-- begin Dataset records --

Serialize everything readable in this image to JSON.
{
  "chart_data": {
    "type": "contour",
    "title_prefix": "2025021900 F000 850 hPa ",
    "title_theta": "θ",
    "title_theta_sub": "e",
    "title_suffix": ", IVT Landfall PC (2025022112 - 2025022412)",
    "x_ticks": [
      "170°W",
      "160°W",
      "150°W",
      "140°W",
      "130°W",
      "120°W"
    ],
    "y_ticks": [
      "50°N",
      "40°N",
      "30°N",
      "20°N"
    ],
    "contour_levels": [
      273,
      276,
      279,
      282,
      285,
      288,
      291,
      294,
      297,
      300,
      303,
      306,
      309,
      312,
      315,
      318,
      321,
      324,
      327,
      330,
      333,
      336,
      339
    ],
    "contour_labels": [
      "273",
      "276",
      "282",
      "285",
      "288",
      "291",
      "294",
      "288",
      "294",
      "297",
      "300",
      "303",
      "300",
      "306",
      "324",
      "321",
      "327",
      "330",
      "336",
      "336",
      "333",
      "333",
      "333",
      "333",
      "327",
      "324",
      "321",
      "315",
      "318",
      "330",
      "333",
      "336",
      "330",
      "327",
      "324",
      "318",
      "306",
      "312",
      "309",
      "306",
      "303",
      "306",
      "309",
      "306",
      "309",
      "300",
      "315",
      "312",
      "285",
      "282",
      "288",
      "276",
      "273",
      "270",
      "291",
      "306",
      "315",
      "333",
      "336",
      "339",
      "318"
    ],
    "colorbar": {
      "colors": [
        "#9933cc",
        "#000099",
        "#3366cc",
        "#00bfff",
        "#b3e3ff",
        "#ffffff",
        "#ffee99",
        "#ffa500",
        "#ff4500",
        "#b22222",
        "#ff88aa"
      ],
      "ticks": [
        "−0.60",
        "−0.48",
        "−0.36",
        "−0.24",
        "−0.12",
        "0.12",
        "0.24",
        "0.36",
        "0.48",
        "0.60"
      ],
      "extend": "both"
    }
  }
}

-- end Dataset records --

Task details
Extract each entry in full, exactly as given.

Correct answer
Serialize everything readable in this image to JSON.
{
  "chart_data": {
    "type": "contour",
    "title_prefix": "2025021900 F000 850 hPa ",
    "title_theta": "θ",
    "title_theta_sub": "e",
    "title_suffix": ", IVT Landfall PC (2025022112 - 2025022412)",
    "x_ticks": [
      "170°W",
      "160°W",
      "150°W",
      "140°W",
      "130°W",
      "120°W"
    ],
    "y_ticks": [
      "50°N",
      "40°N",
      "30°N",
      "20°N"
    ],
    "contour_levels": [
      273,
      276,
      279,
      282,
      285,
      288,
      291,
      294,
      297,
      300,
      303,
      306,
      309,
      312,
      315,
      318,
      321,
      324,
      327,
      330,
      333,
      336,
      339
    ],
    "contour_labels": [
      "273",
      "276",
      "282",
      "285",
      "288",
      "291",
      "294",
      "288",
      "294",
      "297",
      "300",
      "303",
      "300",
      "306",
      "324",
      "321",
      "327",
      "330",
      "336",
      "336",
      "333",
      "333",
      "333",
      "333",
      "327",
      "324",
      "321",
      "315",
      "318",
      "330",
      "333",
      "336",
      "330",
      "327",
      "324",
      "318",
      "306",
      "312",
      "309",
      "306",
      "303",
      "306",
      "309",
      "306",
      "309",
      "300",
      "315",
      "312",
      "285",
      "282",
      "288",
      "276",
      "273",
      "270",
      "291",
      "306",
      "315",
      "333",
      "336",
      "339",
      "318"
    ],
    "colorbar": {
      "colors": [
        "#9933cc",
        "#000099",
        "#3366cc",
        "#00bfff",
        "#b3e3ff",
        "#ffffff",
        "#ffee99",
        "#ffa500",
        "#ff4500",
        "#b22222",
        "#ff88aa"
      ],
      "ticks": [
        "−0.60",
        "−0.48",
        "−0.36",
        "−0.24",
        "−0.12",
        "0.12",
        "0.24",
        "0.36",
        "0.48",
        "0.60"
      ],
      "extend": "both"
    }
  }
}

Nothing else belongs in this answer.